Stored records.
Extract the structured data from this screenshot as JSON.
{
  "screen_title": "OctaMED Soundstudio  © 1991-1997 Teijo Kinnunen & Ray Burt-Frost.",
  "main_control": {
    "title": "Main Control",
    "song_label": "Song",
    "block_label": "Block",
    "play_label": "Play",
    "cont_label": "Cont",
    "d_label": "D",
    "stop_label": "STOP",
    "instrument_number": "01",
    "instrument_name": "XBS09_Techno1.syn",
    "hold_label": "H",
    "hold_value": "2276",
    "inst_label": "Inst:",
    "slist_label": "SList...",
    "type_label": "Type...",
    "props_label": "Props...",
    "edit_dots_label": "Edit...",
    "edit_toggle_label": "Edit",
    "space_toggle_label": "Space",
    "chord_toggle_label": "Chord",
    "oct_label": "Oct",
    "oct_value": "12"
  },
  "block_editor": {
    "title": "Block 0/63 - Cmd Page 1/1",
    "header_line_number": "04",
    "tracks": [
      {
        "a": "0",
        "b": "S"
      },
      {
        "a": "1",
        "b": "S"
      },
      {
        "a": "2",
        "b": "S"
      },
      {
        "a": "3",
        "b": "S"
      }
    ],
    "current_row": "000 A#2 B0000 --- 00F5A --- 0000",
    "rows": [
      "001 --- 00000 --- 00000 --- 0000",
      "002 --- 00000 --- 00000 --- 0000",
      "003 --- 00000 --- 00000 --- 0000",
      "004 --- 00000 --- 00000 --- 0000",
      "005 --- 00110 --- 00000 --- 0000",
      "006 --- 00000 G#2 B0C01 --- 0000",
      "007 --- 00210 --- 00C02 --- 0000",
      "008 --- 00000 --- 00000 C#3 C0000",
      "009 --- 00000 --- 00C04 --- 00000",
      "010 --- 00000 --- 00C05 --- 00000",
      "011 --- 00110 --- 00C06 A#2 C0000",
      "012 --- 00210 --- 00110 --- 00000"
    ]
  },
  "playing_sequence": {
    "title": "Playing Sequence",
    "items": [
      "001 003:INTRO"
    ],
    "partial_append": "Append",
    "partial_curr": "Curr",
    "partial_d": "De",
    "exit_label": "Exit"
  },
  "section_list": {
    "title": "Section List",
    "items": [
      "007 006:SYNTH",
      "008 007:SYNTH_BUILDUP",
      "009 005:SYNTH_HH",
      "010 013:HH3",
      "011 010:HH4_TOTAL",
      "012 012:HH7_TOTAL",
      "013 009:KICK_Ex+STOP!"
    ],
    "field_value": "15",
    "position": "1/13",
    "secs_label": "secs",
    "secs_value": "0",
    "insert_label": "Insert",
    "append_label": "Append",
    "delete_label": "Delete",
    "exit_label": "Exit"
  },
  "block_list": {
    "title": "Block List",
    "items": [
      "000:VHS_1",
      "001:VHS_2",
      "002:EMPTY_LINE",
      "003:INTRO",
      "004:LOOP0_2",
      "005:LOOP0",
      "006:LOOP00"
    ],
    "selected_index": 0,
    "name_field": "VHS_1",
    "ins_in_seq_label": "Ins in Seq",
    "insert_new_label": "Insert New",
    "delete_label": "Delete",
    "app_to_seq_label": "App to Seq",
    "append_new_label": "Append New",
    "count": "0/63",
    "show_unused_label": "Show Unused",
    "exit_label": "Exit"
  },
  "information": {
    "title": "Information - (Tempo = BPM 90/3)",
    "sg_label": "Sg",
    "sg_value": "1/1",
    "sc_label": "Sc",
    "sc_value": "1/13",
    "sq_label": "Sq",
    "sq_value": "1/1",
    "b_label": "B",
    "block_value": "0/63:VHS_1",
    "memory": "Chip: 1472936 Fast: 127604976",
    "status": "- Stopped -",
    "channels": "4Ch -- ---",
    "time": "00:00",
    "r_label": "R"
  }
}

Problem details.
Repeat the listing in full, keeping every line exactly as it is.

Correct result.
Extract the structured data from this screenshot as JSON.
{
  "screen_title": "OctaMED Soundstudio  © 1991-1997 Teijo Kinnunen & Ray Burt-Frost.",
  "main_control": {
    "title": "Main Control",
    "song_label": "Song",
    "block_label": "Block",
    "play_label": "Play",
    "cont_label": "Cont",
    "d_label": "D",
    "stop_label": "STOP",
    "instrument_number": "01",
    "instrument_name": "XBS09_Techno1.syn",
    "hold_label": "H",
    "hold_value": "2276",
    "inst_label": "Inst:",
    "slist_label": "SList...",
    "type_label": "Type...",
    "props_label": "Props...",
    "edit_dots_label": "Edit...",
    "edit_toggle_label": "Edit",
    "space_toggle_label": "Space",
    "chord_toggle_label": "Chord",
    "oct_label": "Oct",
    "oct_value": "12"
  },
  "block_editor": {
    "title": "Block 0/63 - Cmd Page 1/1",
    "header_line_number": "04",
    "tracks": [
      {
        "a": "0",
        "b": "S"
      },
      {
        "a": "1",
        "b": "S"
      },
      {
        "a": "2",
        "b": "S"
      },
      {
        "a": "3",
        "b": "S"
      }
    ],
    "current_row": "000 A#2 B0000 --- 00F5A --- 0000",
    "rows": [
      "001 --- 00000 --- 00000 --- 0000",
      "002 --- 00000 --- 00000 --- 0000",
      "003 --- 00000 --- 00000 --- 0000",
      "004 --- 00000 --- 00000 --- 0000",
      "005 --- 00110 --- 00000 --- 0000",
      "006 --- 00000 G#2 B0C01 --- 0000",
      "007 --- 00210 --- 00C02 --- 0000",
      "008 --- 00000 --- 00000 C#3 C0000",
      "009 --- 00000 --- 00C04 --- 00000",
      "010 --- 00000 --- 00C05 --- 00000",
      "011 --- 00110 --- 00C06 A#2 C0000",
      "012 --- 00210 --- 00110 --- 00000"
    ]
  },
  "playing_sequence": {
    "title": "Playing Sequence",
    "items": [
      "001 003:INTRO"
    ],
    "partial_append": "Append",
    "partial_curr": "Curr",
    "partial_d": "De",
    "exit_label": "Exit"
  },
  "section_list": {
    "title": "Section List",
    "items": [
      "007 006:SYNTH",
      "008 007:SYNTH_BUILDUP",
      "009 005:SYNTH_HH",
      "010 013:HH3",
      "011 010:HH4_TOTAL",
      "012 012:HH7_TOTAL",
      "013 009:KICK_Ex+STOP!"
    ],
    "field_value": "15",
    "position": "1/13",
    "secs_label": "secs",
    "secs_value": "0",
    "insert_label": "Insert",
    "append_label": "Append",
    "delete_label": "Delete",
    "exit_label": "Exit"
  },
  "block_list": {
    "title": "Block List",
    "items": [
      "000:VHS_1",
      "001:VHS_2",
      "002:EMPTY_LINE",
      "003:INTRO",
      "004:LOOP0_2",
      "005:LOOP0",
      "006:LOOP00"
    ],
    "selected_index": 0,
    "name_field": "VHS_1",
    "ins_in_seq_label": "Ins in Seq",
    "insert_new_label": "Insert New",
    "delete_label": "Delete",
    "app_to_seq_label": "App to Seq",
    "append_new_label": "Append New",
    "count": "0/63",
    "show_unused_label": "Show Unused",
    "exit_label": "Exit"
  },
  "information": {
    "title": "Information - (Tempo = BPM 90/3)",
    "sg_label": "Sg",
    "sg_value": "1/1",
    "sc_label": "Sc",
    "sc_value": "1/13",
    "sq_label": "Sq",
    "sq_value": "1/1",
    "b_label": "B",
    "block_value": "0/63:VHS_1",
    "memory": "Chip: 1472936 Fast: 127604976",
    "status": "- Stopped -",
    "channels": "4Ch -- ---",
    "time": "00:00",
    "r_label": "R"
  }
}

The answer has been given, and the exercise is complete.